WHAT THE TASK REQUIRES: Copy the lines below word for word, starting with the line that contains "What elements are" and going on through the line that contains "- site-domain-row: 当前网站域名：".

--- START OF DATASET EXTRACT ---

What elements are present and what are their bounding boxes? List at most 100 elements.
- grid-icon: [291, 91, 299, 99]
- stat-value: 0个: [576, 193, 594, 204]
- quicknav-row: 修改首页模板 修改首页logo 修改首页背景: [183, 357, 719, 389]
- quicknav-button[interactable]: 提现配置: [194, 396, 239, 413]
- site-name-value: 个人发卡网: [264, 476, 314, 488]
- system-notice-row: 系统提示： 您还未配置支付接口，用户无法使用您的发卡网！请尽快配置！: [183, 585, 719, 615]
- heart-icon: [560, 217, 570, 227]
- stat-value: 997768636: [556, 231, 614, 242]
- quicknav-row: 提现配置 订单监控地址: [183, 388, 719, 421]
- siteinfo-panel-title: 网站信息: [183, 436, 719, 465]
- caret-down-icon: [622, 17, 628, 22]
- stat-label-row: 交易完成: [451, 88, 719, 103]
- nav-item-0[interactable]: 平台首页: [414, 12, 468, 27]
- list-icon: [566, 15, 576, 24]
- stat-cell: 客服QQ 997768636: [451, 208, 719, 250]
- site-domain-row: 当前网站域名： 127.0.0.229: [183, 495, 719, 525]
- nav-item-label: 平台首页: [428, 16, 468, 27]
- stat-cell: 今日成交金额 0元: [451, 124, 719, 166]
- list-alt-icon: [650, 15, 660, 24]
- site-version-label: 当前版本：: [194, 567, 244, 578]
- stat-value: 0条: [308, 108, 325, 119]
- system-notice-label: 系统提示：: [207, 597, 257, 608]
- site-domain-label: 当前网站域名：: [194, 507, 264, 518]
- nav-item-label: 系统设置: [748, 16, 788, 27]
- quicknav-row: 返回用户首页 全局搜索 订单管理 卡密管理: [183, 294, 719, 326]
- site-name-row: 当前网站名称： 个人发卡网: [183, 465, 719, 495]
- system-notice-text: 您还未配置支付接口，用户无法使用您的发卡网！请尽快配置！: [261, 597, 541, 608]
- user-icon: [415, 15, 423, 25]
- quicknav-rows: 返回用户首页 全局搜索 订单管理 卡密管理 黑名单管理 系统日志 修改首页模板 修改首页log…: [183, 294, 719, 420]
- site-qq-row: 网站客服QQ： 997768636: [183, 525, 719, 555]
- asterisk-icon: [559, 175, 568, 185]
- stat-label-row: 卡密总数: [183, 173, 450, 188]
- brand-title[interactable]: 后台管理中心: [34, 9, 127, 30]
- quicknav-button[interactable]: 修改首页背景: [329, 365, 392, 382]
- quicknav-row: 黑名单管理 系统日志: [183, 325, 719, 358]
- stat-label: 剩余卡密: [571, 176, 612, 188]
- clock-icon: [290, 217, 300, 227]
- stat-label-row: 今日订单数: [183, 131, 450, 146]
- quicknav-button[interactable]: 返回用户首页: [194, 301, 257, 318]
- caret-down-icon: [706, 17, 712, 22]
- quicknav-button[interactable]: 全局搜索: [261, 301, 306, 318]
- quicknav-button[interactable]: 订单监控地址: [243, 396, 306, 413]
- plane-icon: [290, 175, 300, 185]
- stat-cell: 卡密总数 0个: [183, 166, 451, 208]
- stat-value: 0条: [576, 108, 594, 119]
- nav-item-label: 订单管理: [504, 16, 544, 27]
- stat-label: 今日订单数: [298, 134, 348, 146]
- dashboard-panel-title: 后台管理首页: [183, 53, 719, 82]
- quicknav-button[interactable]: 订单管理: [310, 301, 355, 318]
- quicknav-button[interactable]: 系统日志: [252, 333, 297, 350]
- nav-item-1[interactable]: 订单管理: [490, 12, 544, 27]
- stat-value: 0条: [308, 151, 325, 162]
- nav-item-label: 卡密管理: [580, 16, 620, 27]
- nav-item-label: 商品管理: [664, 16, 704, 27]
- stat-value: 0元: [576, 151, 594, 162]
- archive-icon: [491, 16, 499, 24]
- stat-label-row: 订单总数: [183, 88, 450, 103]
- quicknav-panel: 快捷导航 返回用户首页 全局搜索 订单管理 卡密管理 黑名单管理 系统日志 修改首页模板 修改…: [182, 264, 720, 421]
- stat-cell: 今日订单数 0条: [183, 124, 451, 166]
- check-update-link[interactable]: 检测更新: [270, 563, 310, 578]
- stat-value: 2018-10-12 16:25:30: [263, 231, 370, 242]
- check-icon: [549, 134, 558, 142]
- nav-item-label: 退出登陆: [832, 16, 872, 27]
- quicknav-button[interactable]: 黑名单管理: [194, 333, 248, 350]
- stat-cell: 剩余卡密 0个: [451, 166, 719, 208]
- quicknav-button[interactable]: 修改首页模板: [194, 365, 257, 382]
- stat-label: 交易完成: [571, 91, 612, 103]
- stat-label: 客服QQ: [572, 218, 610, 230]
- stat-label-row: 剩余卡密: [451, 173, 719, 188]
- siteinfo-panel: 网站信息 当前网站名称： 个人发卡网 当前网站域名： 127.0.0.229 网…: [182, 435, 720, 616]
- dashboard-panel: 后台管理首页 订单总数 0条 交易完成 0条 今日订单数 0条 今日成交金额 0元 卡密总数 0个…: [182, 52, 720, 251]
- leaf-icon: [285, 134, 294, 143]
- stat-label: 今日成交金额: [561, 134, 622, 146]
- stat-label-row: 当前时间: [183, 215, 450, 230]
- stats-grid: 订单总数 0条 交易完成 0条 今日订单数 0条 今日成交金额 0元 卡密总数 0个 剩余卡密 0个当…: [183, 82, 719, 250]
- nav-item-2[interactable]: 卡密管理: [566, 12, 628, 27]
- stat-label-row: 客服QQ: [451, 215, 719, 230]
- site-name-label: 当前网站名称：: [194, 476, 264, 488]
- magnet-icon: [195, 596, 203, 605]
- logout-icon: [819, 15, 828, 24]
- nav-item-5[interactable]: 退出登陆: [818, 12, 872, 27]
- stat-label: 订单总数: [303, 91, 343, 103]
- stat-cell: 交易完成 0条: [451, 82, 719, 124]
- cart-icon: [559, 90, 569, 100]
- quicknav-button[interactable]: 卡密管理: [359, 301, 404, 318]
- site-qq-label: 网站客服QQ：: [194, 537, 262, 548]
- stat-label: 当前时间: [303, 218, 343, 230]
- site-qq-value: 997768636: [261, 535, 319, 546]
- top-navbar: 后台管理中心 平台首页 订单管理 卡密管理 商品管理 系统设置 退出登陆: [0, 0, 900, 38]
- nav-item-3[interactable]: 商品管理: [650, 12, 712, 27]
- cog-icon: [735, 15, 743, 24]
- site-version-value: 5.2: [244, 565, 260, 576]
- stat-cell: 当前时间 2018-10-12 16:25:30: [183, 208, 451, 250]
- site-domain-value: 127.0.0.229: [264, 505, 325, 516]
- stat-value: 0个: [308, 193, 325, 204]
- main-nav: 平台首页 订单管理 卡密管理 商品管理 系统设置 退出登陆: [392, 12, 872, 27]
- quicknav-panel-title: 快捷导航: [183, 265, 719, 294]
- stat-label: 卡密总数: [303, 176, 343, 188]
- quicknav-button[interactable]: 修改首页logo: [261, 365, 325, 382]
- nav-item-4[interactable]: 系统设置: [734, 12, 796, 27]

--- END OF DATASET EXTRACT ---
--- START OF DATASET EXTRACT ---

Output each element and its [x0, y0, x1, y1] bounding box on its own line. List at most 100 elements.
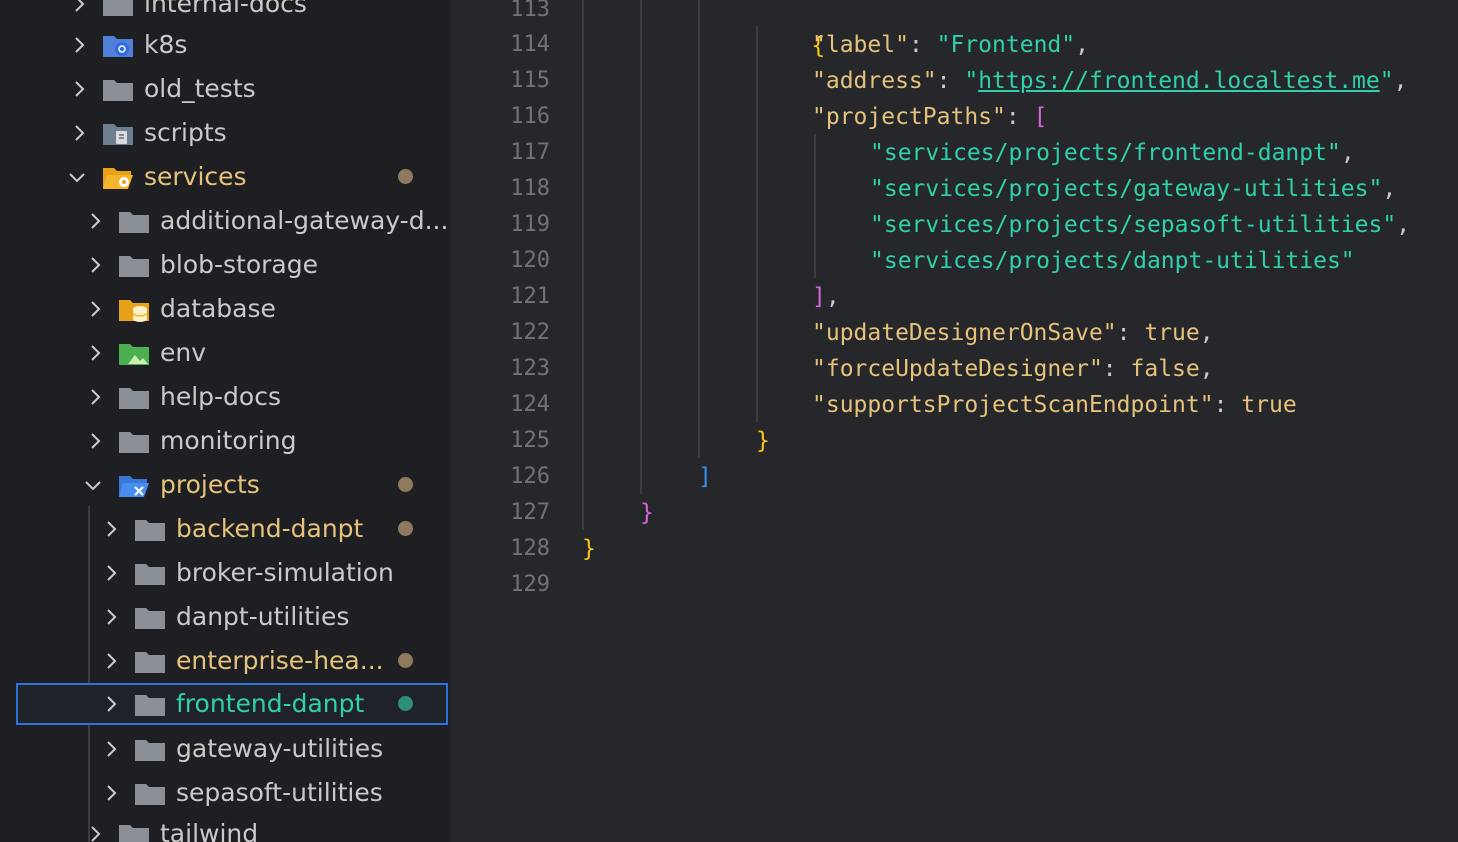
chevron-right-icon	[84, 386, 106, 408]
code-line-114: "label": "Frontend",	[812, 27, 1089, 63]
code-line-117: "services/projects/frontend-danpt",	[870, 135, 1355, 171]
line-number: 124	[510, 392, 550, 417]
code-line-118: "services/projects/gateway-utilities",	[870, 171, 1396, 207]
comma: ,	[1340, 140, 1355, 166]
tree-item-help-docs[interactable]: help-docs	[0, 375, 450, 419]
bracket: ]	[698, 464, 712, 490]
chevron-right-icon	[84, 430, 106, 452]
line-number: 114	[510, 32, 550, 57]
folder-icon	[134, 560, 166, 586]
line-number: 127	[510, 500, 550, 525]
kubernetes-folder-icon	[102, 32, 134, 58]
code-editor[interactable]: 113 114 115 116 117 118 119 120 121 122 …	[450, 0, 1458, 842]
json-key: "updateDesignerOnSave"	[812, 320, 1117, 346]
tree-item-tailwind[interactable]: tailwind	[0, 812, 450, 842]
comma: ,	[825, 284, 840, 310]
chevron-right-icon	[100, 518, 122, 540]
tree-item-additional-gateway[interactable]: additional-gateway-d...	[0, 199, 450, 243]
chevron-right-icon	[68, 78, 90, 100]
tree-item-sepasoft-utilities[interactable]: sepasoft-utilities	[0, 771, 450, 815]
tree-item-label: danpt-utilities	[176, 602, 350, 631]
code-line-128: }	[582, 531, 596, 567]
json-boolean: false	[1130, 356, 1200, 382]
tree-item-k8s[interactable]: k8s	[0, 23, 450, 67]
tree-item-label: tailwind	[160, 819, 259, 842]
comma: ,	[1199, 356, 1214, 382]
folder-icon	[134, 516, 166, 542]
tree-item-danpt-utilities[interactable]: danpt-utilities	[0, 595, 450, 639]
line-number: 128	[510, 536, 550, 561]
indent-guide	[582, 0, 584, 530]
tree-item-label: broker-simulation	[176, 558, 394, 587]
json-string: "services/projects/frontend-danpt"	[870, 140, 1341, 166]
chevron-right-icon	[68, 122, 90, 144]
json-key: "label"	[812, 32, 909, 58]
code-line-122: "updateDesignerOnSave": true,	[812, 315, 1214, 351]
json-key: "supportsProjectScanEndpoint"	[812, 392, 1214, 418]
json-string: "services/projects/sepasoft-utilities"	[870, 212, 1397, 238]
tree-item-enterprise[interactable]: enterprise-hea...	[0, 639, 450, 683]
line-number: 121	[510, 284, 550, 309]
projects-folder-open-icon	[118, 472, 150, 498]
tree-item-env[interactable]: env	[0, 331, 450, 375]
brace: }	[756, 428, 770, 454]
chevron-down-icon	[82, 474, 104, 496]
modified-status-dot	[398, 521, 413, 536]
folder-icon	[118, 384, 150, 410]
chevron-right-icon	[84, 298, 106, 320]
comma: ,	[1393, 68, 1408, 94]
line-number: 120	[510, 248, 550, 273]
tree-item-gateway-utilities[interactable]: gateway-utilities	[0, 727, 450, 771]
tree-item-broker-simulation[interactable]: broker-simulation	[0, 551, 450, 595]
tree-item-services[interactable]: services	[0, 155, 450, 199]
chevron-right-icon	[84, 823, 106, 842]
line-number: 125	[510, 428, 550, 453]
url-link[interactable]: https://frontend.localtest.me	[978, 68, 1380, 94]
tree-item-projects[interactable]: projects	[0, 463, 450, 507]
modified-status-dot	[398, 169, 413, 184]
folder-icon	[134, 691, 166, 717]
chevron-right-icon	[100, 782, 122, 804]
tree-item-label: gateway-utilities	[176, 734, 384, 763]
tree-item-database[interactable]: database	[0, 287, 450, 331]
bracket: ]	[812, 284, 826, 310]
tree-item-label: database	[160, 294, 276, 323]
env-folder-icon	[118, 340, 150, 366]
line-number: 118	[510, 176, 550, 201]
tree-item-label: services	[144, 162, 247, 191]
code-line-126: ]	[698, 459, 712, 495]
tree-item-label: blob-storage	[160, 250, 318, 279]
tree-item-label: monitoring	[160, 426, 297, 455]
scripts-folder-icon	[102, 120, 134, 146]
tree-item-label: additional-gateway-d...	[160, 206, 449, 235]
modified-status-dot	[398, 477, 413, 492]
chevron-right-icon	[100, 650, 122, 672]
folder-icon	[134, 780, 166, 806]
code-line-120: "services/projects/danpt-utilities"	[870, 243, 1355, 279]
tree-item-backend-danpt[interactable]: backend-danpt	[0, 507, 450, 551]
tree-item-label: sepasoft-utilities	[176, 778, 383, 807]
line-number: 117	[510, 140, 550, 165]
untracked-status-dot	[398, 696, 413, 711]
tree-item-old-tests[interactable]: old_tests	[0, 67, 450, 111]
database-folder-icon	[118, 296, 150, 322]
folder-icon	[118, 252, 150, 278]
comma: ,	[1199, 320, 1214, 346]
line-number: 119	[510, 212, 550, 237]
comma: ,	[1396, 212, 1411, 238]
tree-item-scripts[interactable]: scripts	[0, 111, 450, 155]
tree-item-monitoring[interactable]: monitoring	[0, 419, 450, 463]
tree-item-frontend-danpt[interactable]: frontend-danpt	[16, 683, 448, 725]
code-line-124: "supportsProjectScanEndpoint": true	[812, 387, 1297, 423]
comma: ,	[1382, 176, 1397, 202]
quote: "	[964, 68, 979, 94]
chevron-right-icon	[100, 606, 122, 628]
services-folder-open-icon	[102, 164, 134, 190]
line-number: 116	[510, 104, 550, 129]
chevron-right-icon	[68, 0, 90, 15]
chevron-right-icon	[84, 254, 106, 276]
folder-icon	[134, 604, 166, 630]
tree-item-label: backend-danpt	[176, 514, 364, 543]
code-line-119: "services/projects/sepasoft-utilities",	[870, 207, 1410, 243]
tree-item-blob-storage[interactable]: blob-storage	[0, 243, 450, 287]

--- END OF DATASET EXTRACT ---

REPLY:
What elements are present and what are their bounding boxes? List at most 100 elements.
- grid-icon: [291, 91, 299, 99]
- stat-value: 0个: [576, 193, 594, 204]
- quicknav-row: 修改首页模板 修改首页logo 修改首页背景: [183, 357, 719, 389]
- quicknav-button[interactable]: 提现配置: [194, 396, 239, 413]
- site-name-value: 个人发卡网: [264, 476, 314, 488]
- system-notice-row: 系统提示： 您还未配置支付接口，用户无法使用您的发卡网！请尽快配置！: [183, 585, 719, 615]
- heart-icon: [560, 217, 570, 227]
- stat-value: 997768636: [556, 231, 614, 242]
- quicknav-row: 提现配置 订单监控地址: [183, 388, 719, 421]
- siteinfo-panel-title: 网站信息: [183, 436, 719, 465]
- caret-down-icon: [622, 17, 628, 22]
- stat-label-row: 交易完成: [451, 88, 719, 103]
- nav-item-0[interactable]: 平台首页: [414, 12, 468, 27]
- list-icon: [566, 15, 576, 24]
- stat-cell: 客服QQ 997768636: [451, 208, 719, 250]
- site-domain-row: 当前网站域名： 127.0.0.229: [183, 495, 719, 525]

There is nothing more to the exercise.